■ **Extracted records**:
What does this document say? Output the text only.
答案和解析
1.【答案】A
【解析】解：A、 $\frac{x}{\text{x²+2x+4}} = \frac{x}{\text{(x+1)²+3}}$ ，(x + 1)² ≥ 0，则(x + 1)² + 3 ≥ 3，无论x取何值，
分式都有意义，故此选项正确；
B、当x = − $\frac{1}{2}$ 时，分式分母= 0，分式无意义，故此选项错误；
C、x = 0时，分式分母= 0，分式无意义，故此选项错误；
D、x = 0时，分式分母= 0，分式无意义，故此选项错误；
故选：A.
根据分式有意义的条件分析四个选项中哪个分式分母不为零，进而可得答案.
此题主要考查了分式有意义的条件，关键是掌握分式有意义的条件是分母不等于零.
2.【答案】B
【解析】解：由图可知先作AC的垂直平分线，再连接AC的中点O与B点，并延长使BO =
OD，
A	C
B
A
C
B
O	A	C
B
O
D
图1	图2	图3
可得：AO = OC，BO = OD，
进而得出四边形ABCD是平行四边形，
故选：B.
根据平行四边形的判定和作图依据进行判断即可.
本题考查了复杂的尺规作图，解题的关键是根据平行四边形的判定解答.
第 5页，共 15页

■ **Directions for this task**: Each line of the material should be echoed exactly.

■ **Full answer**:
What does this document say? Output the text only.
答案和解析
1.【答案】A
【解析】解：A、 $\frac{x}{\text{x²+2x+4}} = \frac{x}{\text{(x+1)²+3}}$ ，(x + 1)² ≥ 0，则(x + 1)² + 3 ≥ 3，无论x取何值，
分式都有意义，故此选项正确；
B、当x = − $\frac{1}{2}$ 时，分式分母= 0，分式无意义，故此选项错误；
C、x = 0时，分式分母= 0，分式无意义，故此选项错误；
D、x = 0时，分式分母= 0，分式无意义，故此选项错误；
故选：A.
根据分式有意义的条件分析四个选项中哪个分式分母不为零，进而可得答案.
此题主要考查了分式有意义的条件，关键是掌握分式有意义的条件是分母不等于零.
2.【答案】B
【解析】解：由图可知先作AC的垂直平分线，再连接AC的中点O与B点，并延长使BO =
OD，
A	C
B
A
C
B
O	A	C
B
O
D
图1	图2	图3
可得：AO = OC，BO = OD，
进而得出四边形ABCD是平行四边形，
故选：B.
根据平行四边形的判定和作图依据进行判断即可.
本题考查了复杂的尺规作图，解题的关键是根据平行四边形的判定解答.
第 5页，共 15页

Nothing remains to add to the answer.